Repeat the listing in full, exactly as it stands.

-- begin SOURCE RECORDS --

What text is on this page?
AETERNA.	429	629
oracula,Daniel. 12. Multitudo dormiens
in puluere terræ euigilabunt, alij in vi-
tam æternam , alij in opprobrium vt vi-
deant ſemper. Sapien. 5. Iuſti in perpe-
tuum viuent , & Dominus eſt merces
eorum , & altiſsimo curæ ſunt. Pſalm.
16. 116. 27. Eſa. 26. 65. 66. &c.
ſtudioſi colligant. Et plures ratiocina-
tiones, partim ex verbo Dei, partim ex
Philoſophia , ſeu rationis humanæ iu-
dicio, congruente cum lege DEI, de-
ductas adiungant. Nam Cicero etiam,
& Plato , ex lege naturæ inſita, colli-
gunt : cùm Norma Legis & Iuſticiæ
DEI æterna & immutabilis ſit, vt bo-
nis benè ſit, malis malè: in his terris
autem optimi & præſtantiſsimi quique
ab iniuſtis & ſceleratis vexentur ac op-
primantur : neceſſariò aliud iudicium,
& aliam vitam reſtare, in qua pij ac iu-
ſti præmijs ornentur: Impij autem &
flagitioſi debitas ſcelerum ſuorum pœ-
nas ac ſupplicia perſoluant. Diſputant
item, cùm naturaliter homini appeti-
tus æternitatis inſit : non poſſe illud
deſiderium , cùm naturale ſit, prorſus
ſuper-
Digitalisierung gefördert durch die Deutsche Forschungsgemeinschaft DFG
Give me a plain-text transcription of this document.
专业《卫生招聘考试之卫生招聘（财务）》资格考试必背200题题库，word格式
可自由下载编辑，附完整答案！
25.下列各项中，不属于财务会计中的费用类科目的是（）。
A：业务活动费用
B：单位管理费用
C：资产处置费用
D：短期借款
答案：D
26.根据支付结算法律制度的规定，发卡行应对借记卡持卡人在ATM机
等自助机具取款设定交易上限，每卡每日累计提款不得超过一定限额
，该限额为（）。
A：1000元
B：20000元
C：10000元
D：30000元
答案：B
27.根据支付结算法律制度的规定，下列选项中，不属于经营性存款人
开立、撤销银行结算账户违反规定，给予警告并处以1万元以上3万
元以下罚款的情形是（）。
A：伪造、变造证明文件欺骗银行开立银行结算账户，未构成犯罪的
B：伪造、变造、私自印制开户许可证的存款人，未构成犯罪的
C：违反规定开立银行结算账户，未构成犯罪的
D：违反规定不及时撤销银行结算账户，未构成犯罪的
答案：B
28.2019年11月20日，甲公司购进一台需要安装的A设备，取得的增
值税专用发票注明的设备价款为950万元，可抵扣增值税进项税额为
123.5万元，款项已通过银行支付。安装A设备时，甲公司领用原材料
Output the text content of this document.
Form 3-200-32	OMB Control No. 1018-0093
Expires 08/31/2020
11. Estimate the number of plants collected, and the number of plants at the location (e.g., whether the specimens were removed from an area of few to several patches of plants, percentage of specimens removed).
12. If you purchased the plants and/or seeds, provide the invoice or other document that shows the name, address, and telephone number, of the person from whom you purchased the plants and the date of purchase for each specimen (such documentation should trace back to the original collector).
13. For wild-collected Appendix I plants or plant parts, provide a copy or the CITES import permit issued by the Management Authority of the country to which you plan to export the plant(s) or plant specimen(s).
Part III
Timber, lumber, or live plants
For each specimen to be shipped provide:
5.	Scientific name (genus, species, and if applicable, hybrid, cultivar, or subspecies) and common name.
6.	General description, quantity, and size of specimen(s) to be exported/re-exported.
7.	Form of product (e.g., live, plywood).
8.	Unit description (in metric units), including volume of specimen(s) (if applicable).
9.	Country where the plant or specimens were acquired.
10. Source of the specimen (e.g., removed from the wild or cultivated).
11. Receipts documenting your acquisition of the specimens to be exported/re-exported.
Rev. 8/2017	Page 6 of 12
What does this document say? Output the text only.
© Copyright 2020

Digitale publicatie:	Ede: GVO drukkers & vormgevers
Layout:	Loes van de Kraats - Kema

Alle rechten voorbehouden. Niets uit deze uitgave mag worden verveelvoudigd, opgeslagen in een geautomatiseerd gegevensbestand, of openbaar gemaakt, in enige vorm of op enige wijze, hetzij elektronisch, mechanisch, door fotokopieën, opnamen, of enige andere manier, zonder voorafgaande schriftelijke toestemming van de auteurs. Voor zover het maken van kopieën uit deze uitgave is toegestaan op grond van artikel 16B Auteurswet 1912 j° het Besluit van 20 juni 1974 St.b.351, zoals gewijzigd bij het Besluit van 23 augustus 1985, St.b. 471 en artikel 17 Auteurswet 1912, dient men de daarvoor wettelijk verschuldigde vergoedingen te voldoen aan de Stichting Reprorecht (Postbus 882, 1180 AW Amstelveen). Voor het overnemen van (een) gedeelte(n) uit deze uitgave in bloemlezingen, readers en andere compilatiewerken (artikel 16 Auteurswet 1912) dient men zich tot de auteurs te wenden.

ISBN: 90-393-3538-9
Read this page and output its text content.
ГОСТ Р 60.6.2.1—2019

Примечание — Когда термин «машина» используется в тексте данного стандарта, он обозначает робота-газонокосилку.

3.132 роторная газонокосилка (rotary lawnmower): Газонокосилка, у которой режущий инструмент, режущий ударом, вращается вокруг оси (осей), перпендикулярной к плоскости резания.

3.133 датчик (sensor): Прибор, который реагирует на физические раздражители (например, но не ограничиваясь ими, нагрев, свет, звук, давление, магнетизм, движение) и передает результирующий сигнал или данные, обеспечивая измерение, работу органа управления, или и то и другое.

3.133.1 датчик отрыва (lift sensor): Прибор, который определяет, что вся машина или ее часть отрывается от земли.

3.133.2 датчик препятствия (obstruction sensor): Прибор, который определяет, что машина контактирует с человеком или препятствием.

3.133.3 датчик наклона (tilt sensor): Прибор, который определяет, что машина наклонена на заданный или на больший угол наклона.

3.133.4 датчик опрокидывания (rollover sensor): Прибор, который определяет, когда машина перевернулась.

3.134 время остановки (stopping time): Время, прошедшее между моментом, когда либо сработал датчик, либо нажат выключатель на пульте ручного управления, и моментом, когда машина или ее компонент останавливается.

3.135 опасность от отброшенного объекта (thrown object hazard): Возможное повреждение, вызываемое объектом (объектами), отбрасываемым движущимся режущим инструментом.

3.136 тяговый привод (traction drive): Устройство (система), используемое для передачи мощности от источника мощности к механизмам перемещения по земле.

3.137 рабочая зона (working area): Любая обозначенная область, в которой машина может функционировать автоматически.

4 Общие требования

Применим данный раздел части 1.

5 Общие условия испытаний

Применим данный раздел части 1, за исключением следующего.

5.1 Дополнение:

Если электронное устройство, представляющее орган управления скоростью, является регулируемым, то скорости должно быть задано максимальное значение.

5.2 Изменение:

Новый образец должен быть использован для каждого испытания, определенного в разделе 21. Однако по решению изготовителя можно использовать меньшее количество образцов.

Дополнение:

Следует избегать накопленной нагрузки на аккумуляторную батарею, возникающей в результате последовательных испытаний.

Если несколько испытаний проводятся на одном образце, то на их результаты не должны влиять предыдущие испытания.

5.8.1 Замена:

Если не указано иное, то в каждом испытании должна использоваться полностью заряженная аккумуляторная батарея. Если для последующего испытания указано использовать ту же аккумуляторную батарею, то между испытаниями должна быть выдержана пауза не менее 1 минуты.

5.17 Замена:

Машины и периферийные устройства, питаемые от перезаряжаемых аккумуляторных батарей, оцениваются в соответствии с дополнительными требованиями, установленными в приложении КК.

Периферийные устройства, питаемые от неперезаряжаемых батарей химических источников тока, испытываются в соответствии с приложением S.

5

-- end SOURCE RECORDS --

| SOLUTION TO THIS PROBLEM |
What text is on this page?
AETERNA.	429	629
oracula,Daniel. 12. Multitudo dormiens
in puluere terræ euigilabunt, alij in vi-
tam æternam , alij in opprobrium vt vi-
deant ſemper. Sapien. 5. Iuſti in perpe-
tuum viuent , & Dominus eſt merces
eorum , & altiſsimo curæ ſunt. Pſalm.
16. 116. 27. Eſa. 26. 65. 66. &c.
ſtudioſi colligant. Et plures ratiocina-
tiones, partim ex verbo Dei, partim ex
Philoſophia , ſeu rationis humanæ iu-
dicio, congruente cum lege DEI, de-
ductas adiungant. Nam Cicero etiam,
& Plato , ex lege naturæ inſita, colli-
gunt : cùm Norma Legis & Iuſticiæ
DEI æterna & immutabilis ſit, vt bo-
nis benè ſit, malis malè: in his terris
autem optimi & præſtantiſsimi quique
ab iniuſtis & ſceleratis vexentur ac op-
primantur : neceſſariò aliud iudicium,
& aliam vitam reſtare, in qua pij ac iu-
ſti præmijs ornentur: Impij autem &
flagitioſi debitas ſcelerum ſuorum pœ-
nas ac ſupplicia perſoluant. Diſputant
item, cùm naturaliter homini appeti-
tus æternitatis inſit : non poſſe illud
deſiderium , cùm naturale ſit, prorſus
ſuper-
Digitalisierung gefördert durch die Deutsche Forschungsgemeinschaft DFG
Give me a plain-text transcription of this document.
专业《卫生招聘考试之卫生招聘（财务）》资格考试必背200题题库，word格式
可自由下载编辑，附完整答案！
25.下列各项中，不属于财务会计中的费用类科目的是（）。
A：业务活动费用
B：单位管理费用
C：资产处置费用
D：短期借款
答案：D
26.根据支付结算法律制度的规定，发卡行应对借记卡持卡人在ATM机
等自助机具取款设定交易上限，每卡每日累计提款不得超过一定限额
，该限额为（）。
A：1000元
B：20000元
C：10000元
D：30000元
答案：B
27.根据支付结算法律制度的规定，下列选项中，不属于经营性存款人
开立、撤销银行结算账户违反规定，给予警告并处以1万元以上3万
元以下罚款的情形是（）。
A：伪造、变造证明文件欺骗银行开立银行结算账户，未构成犯罪的
B：伪造、变造、私自印制开户许可证的存款人，未构成犯罪的
C：违反规定开立银行结算账户，未构成犯罪的
D：违反规定不及时撤销银行结算账户，未构成犯罪的
答案：B
28.2019年11月20日，甲公司购进一台需要安装的A设备，取得的增
值税专用发票注明的设备价款为950万元，可抵扣增值税进项税额为
123.5万元，款项已通过银行支付。安装A设备时，甲公司领用原材料
Output the text content of this document.
Form 3-200-32	OMB Control No. 1018-0093
Expires 08/31/2020
11. Estimate the number of plants collected, and the number of plants at the location (e.g., whether the specimens were removed from an area of few to several patches of plants, percentage of specimens removed).
12. If you purchased the plants and/or seeds, provide the invoice or other document that shows the name, address, and telephone number, of the person from whom you purchased the plants and the date of purchase for each specimen (such documentation should trace back to the original collector).
13. For wild-collected Appendix I plants or plant parts, provide a copy or the CITES import permit issued by the Management Authority of the country to which you plan to export the plant(s) or plant specimen(s).
Part III
Timber, lumber, or live plants
For each specimen to be shipped provide:
5.	Scientific name (genus, species, and if applicable, hybrid, cultivar, or subspecies) and common name.
6.	General description, quantity, and size of specimen(s) to be exported/re-exported.
7.	Form of product (e.g., live, plywood).
8.	Unit description (in metric units), including volume of specimen(s) (if applicable).
9.	Country where the plant or specimens were acquired.
10. Source of the specimen (e.g., removed from the wild or cultivated).
11. Receipts documenting your acquisition of the specimens to be exported/re-exported.
Rev. 8/2017	Page 6 of 12
What does this document say? Output the text only.
© Copyright 2020

Digitale publicatie:	Ede: GVO drukkers & vormgevers
Layout:	Loes van de Kraats - Kema

Alle rechten voorbehouden. Niets uit deze uitgave mag worden verveelvoudigd, opgeslagen in een geautomatiseerd gegevensbestand, of openbaar gemaakt, in enige vorm of op enige wijze, hetzij elektronisch, mechanisch, door fotokopieën, opnamen, of enige andere manier, zonder voorafgaande schriftelijke toestemming van de auteurs. Voor zover het maken van kopieën uit deze uitgave is toegestaan op grond van artikel 16B Auteurswet 1912 j° het Besluit van 20 juni 1974 St.b.351, zoals gewijzigd bij het Besluit van 23 augustus 1985, St.b. 471 en artikel 17 Auteurswet 1912, dient men de daarvoor wettelijk verschuldigde vergoedingen te voldoen aan de Stichting Reprorecht (Postbus 882, 1180 AW Amstelveen). Voor het overnemen van (een) gedeelte(n) uit deze uitgave in bloemlezingen, readers en andere compilatiewerken (artikel 16 Auteurswet 1912) dient men zich tot de auteurs te wenden.

ISBN: 90-393-3538-9
Read this page and output its text content.
ГОСТ Р 60.6.2.1—2019

Примечание — Когда термин «машина» используется в тексте данного стандарта, он обозначает робота-газонокосилку.

3.132 роторная газонокосилка (rotary lawnmower): Газонокосилка, у которой режущий инструмент, режущий ударом, вращается вокруг оси (осей), перпендикулярной к плоскости резания.

3.133 датчик (sensor): Прибор, который реагирует на физические раздражители (например, но не ограничиваясь ими, нагрев, свет, звук, давление, магнетизм, движение) и передает результирующий сигнал или данные, обеспечивая измерение, работу органа управления, или и то и другое.

3.133.1 датчик отрыва (lift sensor): Прибор, который определяет, что вся машина или ее часть отрывается от земли.

3.133.2 датчик препятствия (obstruction sensor): Прибор, который определяет, что машина контактирует с человеком или препятствием.

3.133.3 датчик наклона (tilt sensor): Прибор, который определяет, что машина наклонена на заданный или на больший угол наклона.

3.133.4 датчик опрокидывания (rollover sensor): Прибор, который определяет, когда машина перевернулась.

3.134 время остановки (stopping time): Время, прошедшее между моментом, когда либо сработал датчик, либо нажат выключатель на пульте ручного управления, и моментом, когда машина или ее компонент останавливается.

3.135 опасность от отброшенного объекта (thrown object hazard): Возможное повреждение, вызываемое объектом (объектами), отбрасываемым движущимся режущим инструментом.

3.136 тяговый привод (traction drive): Устройство (система), используемое для передачи мощности от источника мощности к механизмам перемещения по земле.

3.137 рабочая зона (working area): Любая обозначенная область, в которой машина может функционировать автоматически.

4 Общие требования

Применим данный раздел части 1.

5 Общие условия испытаний

Применим данный раздел части 1, за исключением следующего.

5.1 Дополнение:

Если электронное устройство, представляющее орган управления скоростью, является регулируемым, то скорости должно быть задано максимальное значение.

5.2 Изменение:

Новый образец должен быть использован для каждого испытания, определенного в разделе 21. Однако по решению изготовителя можно использовать меньшее количество образцов.

Дополнение:

Следует избегать накопленной нагрузки на аккумуляторную батарею, возникающей в результате последовательных испытаний.

Если несколько испытаний проводятся на одном образце, то на их результаты не должны влиять предыдущие испытания.

5.8.1 Замена:

Если не указано иное, то в каждом испытании должна использоваться полностью заряженная аккумуляторная батарея. Если для последующего испытания указано использовать ту же аккумуляторную батарею, то между испытаниями должна быть выдержана пауза не менее 1 минуты.

5.17 Замена:

Машины и периферийные устройства, питаемые от перезаряжаемых аккумуляторных батарей, оцениваются в соответствии с дополнительными требованиями, установленными в приложении КК.

Периферийные устройства, питаемые от неперезаряжаемых батарей химических источников тока, испытываются в соответствии с приложением S.

5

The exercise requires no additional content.